TASK PROMPT
Format every line of the data below as a JSON list of strings, one string per line, with blank lines skipped. Leave the pictures out of the answer.

Region annotation data
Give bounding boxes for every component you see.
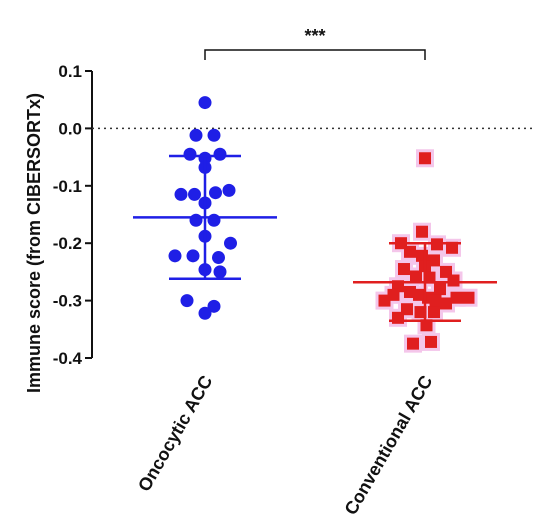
data-point: [189, 128, 203, 142]
y-tick-label: -0.3: [53, 292, 82, 311]
data-point: [207, 299, 221, 313]
data-point: [398, 263, 410, 276]
y-axis: 0.1 0.0 -0.1 -0.2 -0.3 -0.4: [53, 62, 93, 368]
data-point: [387, 288, 400, 301]
data-point: [213, 147, 227, 161]
data-point: [168, 249, 182, 263]
data-point: [224, 236, 237, 250]
data-point: [198, 306, 212, 320]
data-point: [428, 254, 440, 267]
data-point: [198, 96, 212, 110]
data-point: [180, 294, 194, 308]
data-point: [410, 270, 422, 283]
data-point: [428, 306, 440, 319]
data-point: [212, 251, 225, 265]
y-axis-title: Immune score (from CIBERSORTx): [24, 93, 44, 393]
series-layer: [133, 96, 497, 353]
data-point: [423, 271, 436, 284]
data-point: [207, 128, 221, 142]
data-point: [404, 245, 416, 258]
data-point: [186, 249, 200, 263]
series-2: [353, 149, 497, 353]
data-point: [420, 319, 433, 332]
data-point: [189, 213, 203, 227]
y-tick-label: 0.0: [58, 119, 82, 138]
data-point: [174, 187, 188, 201]
data-point: [183, 147, 197, 161]
data-point: [416, 225, 428, 238]
data-point: [419, 152, 431, 165]
data-point: [446, 241, 458, 254]
data-point: [434, 283, 446, 296]
data-point: [213, 265, 227, 279]
data-point: [425, 335, 437, 348]
data-point: [440, 297, 452, 310]
y-tick-label: -0.4: [53, 349, 83, 368]
data-point: [447, 274, 460, 287]
data-point: [207, 213, 221, 227]
category-label: Conventional ACC: [340, 372, 436, 518]
significance-label: ***: [304, 26, 325, 46]
significance-bracket: ***: [204, 26, 426, 60]
data-point: [188, 187, 201, 201]
y-tick-label: 0.1: [58, 62, 82, 81]
data-point: [462, 291, 475, 304]
y-tick-label: -0.2: [53, 234, 82, 253]
series-1: [133, 96, 277, 320]
data-point: [222, 183, 236, 197]
data-point: [429, 294, 442, 307]
significance-bracket-line: [204, 49, 426, 60]
data-point: [407, 337, 419, 350]
y-tick-label: -0.1: [53, 177, 82, 196]
category-label: Oncocytic ACC: [134, 372, 217, 495]
data-point: [414, 306, 427, 319]
category-labels: Oncocytic ACC Conventional ACC: [134, 372, 437, 518]
data-point: [392, 311, 404, 324]
data-point: [209, 186, 222, 200]
data-point: [450, 291, 463, 304]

EXPECTED OUTPUT
[
  "Give bounding boxes for every component you see.",
  "data-point: [189, 128, 203, 142]",
  "y-tick-label: -0.3: [53, 292, 82, 311]",
  "data-point: [207, 299, 221, 313]",
  "data-point: [398, 263, 410, 276]",
  "y-axis: 0.1 0.0 -0.1 -0.2 -0.3 -0.4: [53, 62, 93, 368]",
  "data-point: [387, 288, 400, 301]",
  "data-point: [213, 147, 227, 161]",
  "data-point: [168, 249, 182, 263]",
  "data-point: [224, 236, 237, 250]",
  "data-point: [198, 306, 212, 320]",
  "data-point: [428, 254, 440, 267]",
  "data-point: [198, 96, 212, 110]",
  "data-point: [180, 294, 194, 308]",
  "data-point: [410, 270, 422, 283]",
  "data-point: [428, 306, 440, 319]",
  "data-point: [212, 251, 225, 265]",
  "y-axis-title: Immune score (from CIBERSORTx): [24, 93, 44, 393]",
  "series-layer: [133, 96, 497, 353]",
  "data-point: [423, 271, 436, 284]",
  "data-point: [207, 128, 221, 142]",
  "data-point: [404, 245, 416, 258]",
  "data-point: [186, 249, 200, 263]",
  "series-2: [353, 149, 497, 353]",
  "data-point: [420, 319, 433, 332]",
  "data-point: [189, 213, 203, 227]",
  "y-tick-label: 0.0: [58, 119, 82, 138]",
  "data-point: [174, 187, 188, 201]",
  "data-point: [183, 147, 197, 161]",
  "data-point: [416, 225, 428, 238]",
  "data-point: [419, 152, 431, 165]",
  "data-point: [446, 241, 458, 254]",
  "data-point: [434, 283, 446, 296]",
  "data-point: [213, 265, 227, 279]",
  "data-point: [425, 335, 437, 348]",
  "data-point: [440, 297, 452, 310]",
  "y-tick-label: -0.4: [53, 349, 83, 368]",
  "data-point: [447, 274, 460, 287]",
  "data-point: [207, 213, 221, 227]",
  "category-label: Conventional ACC: [340, 372, 436, 518]",
  "significance-label: ***: [304, 26, 325, 46]",
  "significance-bracket: ***: [204, 26, 426, 60]",
  "data-point: [188, 187, 201, 201]",
  "y-tick-label: 0.1: [58, 62, 82, 81]",
  "data-point: [462, 291, 475, 304]",
  "y-tick-label: -0.2: [53, 234, 82, 253]",
  "series-1: [133, 96, 277, 320]",
  "data-point: [222, 183, 236, 197]",
  "data-point: [429, 294, 442, 307]",
  "significance-bracket-line: [204, 49, 426, 60]",
  "data-point: [407, 337, 419, 350]",
  "y-tick-label: -0.1: [53, 177, 82, 196]",
  "category-label: Oncocytic ACC: [134, 372, 217, 495]",
  "data-point: [414, 306, 427, 319]",
  "category-labels: Oncocytic ACC Conventional ACC: [134, 372, 437, 518]",
  "data-point: [392, 311, 404, 324]",
  "data-point: [209, 186, 222, 200]",
  "data-point: [450, 291, 463, 304]"
]